▸ GOAL
Using the records below, locate all lines containing "Bond" and return them.

Records from a collection of figures:
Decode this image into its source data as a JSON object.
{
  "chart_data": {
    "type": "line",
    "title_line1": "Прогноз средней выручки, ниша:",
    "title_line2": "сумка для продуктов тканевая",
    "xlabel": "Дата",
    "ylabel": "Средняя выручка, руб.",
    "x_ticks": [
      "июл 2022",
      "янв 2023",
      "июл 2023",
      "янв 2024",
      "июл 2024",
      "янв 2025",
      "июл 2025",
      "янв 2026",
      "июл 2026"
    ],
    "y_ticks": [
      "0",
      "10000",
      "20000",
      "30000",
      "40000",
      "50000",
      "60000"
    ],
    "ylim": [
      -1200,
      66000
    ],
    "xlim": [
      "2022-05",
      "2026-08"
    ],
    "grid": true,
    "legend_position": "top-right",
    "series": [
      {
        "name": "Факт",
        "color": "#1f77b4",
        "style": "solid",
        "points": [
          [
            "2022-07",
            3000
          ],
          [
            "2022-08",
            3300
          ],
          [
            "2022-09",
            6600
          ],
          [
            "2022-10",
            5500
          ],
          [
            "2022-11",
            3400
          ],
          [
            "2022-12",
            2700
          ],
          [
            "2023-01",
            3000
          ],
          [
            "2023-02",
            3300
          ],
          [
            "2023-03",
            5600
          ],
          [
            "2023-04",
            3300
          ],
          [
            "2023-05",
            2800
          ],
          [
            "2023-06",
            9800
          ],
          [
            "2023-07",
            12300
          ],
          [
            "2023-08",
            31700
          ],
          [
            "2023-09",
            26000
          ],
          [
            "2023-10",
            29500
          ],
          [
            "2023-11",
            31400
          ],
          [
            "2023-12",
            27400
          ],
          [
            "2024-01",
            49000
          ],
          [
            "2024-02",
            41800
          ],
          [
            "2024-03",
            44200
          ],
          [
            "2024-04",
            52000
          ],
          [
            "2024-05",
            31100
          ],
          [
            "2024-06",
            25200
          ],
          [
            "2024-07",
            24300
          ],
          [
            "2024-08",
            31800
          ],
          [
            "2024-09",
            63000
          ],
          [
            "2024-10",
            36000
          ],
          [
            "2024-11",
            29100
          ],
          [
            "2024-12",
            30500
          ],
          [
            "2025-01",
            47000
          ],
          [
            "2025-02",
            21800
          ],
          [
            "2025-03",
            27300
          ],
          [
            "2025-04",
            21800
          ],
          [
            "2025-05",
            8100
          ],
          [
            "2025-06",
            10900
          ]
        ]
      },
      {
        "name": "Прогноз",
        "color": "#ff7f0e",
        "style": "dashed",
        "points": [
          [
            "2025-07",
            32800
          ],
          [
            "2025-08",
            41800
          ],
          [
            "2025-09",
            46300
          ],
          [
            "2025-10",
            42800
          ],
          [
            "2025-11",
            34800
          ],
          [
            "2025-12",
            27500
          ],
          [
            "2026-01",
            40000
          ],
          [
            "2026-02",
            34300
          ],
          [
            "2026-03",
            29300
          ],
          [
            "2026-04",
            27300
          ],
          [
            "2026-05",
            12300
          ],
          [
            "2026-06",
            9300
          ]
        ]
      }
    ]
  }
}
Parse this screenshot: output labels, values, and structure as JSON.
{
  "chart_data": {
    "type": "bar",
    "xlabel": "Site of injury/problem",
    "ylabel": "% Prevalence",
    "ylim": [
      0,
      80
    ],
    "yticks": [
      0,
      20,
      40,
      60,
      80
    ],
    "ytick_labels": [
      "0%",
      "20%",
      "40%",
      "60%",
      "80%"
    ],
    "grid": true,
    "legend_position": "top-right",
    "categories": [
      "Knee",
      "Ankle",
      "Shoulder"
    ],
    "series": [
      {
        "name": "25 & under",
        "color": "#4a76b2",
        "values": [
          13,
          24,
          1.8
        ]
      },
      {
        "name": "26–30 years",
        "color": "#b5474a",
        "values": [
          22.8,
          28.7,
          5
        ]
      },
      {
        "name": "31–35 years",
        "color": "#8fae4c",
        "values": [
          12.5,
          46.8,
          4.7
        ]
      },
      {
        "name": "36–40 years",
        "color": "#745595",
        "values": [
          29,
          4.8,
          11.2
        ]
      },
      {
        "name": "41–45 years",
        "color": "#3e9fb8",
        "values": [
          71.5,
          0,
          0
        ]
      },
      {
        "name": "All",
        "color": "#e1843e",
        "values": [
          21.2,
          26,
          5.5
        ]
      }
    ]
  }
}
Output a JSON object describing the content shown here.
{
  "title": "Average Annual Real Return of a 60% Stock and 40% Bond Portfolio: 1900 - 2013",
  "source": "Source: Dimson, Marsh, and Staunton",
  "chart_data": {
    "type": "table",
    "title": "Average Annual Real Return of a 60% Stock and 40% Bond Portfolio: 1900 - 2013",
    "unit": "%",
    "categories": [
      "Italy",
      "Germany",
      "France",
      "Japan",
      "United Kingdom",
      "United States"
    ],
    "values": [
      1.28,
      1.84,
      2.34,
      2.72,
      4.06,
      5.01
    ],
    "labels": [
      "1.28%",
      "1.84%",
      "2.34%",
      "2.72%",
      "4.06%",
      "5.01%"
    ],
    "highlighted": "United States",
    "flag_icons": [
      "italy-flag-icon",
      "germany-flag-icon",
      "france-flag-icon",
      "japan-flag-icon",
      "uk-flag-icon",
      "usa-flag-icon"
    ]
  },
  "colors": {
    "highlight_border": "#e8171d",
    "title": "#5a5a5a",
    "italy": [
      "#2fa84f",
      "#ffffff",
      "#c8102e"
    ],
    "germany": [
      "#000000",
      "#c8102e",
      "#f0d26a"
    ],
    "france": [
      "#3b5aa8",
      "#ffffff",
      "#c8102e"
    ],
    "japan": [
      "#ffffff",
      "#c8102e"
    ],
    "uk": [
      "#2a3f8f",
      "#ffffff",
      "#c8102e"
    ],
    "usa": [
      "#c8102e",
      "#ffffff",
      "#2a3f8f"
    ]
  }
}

==

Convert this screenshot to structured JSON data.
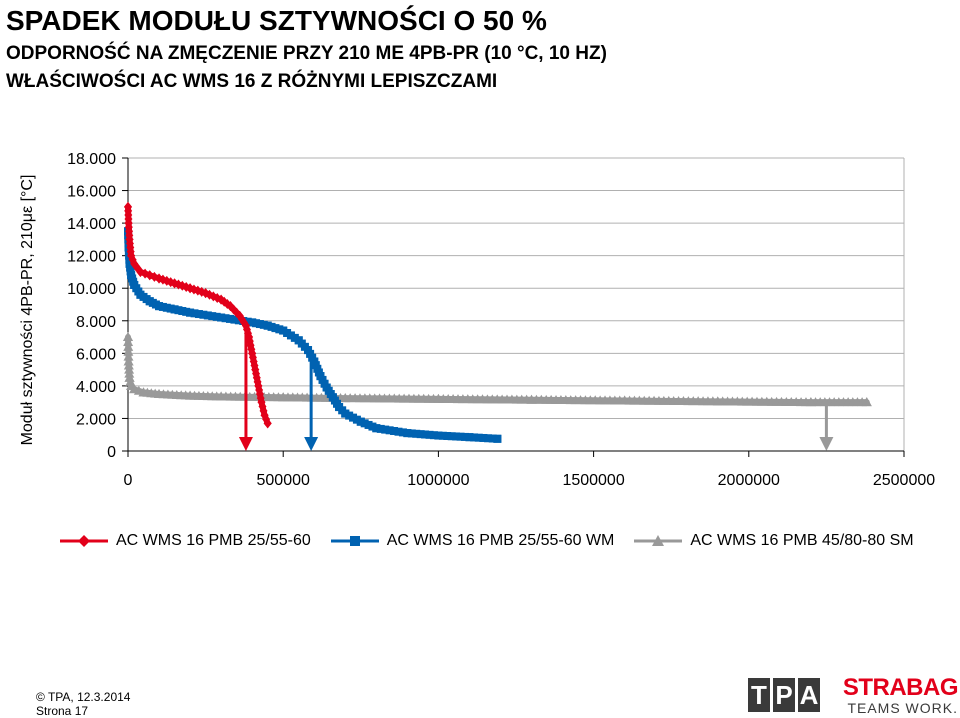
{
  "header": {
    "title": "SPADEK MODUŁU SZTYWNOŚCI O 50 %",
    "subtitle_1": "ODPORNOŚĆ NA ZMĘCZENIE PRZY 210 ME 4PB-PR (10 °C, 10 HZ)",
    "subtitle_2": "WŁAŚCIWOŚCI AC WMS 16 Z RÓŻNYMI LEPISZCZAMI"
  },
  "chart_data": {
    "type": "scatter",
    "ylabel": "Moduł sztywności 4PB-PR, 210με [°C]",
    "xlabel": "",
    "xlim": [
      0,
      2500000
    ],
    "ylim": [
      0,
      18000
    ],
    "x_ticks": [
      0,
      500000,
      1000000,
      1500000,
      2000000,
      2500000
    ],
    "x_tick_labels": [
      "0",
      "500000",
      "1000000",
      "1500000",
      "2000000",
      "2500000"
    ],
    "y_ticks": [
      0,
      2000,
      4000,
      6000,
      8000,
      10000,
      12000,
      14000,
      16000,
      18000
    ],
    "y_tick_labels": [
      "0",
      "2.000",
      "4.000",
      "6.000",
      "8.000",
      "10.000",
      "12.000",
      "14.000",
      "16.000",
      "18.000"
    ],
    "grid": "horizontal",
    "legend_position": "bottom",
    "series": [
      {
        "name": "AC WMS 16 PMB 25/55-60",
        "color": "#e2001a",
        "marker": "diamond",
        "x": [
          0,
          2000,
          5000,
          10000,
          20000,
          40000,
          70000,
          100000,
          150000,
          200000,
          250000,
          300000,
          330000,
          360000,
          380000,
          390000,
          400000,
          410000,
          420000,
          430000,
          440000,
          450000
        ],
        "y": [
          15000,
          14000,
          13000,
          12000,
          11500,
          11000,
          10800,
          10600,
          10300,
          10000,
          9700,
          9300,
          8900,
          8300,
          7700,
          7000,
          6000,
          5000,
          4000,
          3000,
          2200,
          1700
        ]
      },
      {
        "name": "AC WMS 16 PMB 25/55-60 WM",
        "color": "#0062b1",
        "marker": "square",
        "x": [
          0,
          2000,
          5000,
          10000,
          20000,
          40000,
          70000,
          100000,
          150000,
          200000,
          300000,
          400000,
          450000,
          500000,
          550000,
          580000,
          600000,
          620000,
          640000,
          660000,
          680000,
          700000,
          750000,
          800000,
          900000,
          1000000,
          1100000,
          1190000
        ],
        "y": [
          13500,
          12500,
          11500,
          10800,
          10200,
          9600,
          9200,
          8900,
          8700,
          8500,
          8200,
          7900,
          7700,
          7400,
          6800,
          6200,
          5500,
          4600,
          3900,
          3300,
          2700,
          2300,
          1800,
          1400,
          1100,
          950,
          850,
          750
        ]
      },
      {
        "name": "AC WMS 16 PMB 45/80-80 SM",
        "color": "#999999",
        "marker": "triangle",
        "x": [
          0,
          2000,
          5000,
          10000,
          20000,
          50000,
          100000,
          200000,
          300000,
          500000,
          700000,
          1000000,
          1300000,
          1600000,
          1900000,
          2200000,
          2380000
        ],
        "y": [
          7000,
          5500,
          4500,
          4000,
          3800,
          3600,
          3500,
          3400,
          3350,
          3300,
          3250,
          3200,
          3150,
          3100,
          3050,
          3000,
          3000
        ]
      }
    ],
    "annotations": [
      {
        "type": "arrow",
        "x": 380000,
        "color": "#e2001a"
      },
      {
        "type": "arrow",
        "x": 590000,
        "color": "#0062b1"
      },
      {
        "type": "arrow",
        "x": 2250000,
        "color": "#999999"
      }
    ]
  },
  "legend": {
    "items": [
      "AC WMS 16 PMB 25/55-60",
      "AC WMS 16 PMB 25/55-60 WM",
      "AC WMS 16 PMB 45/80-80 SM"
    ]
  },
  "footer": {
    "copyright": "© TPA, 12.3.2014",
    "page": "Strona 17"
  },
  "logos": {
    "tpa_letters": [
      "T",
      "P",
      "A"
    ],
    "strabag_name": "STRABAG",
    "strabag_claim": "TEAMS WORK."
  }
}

▸ COMPLETE RESPONSE
  "title": "Average Annual Real Return of a 60% Stock and 40% Bond Portfolio: 1900 - 2013",
    "title": "Average Annual Real Return of a 60% Stock and 40% Bond Portfolio: 1900 - 2013",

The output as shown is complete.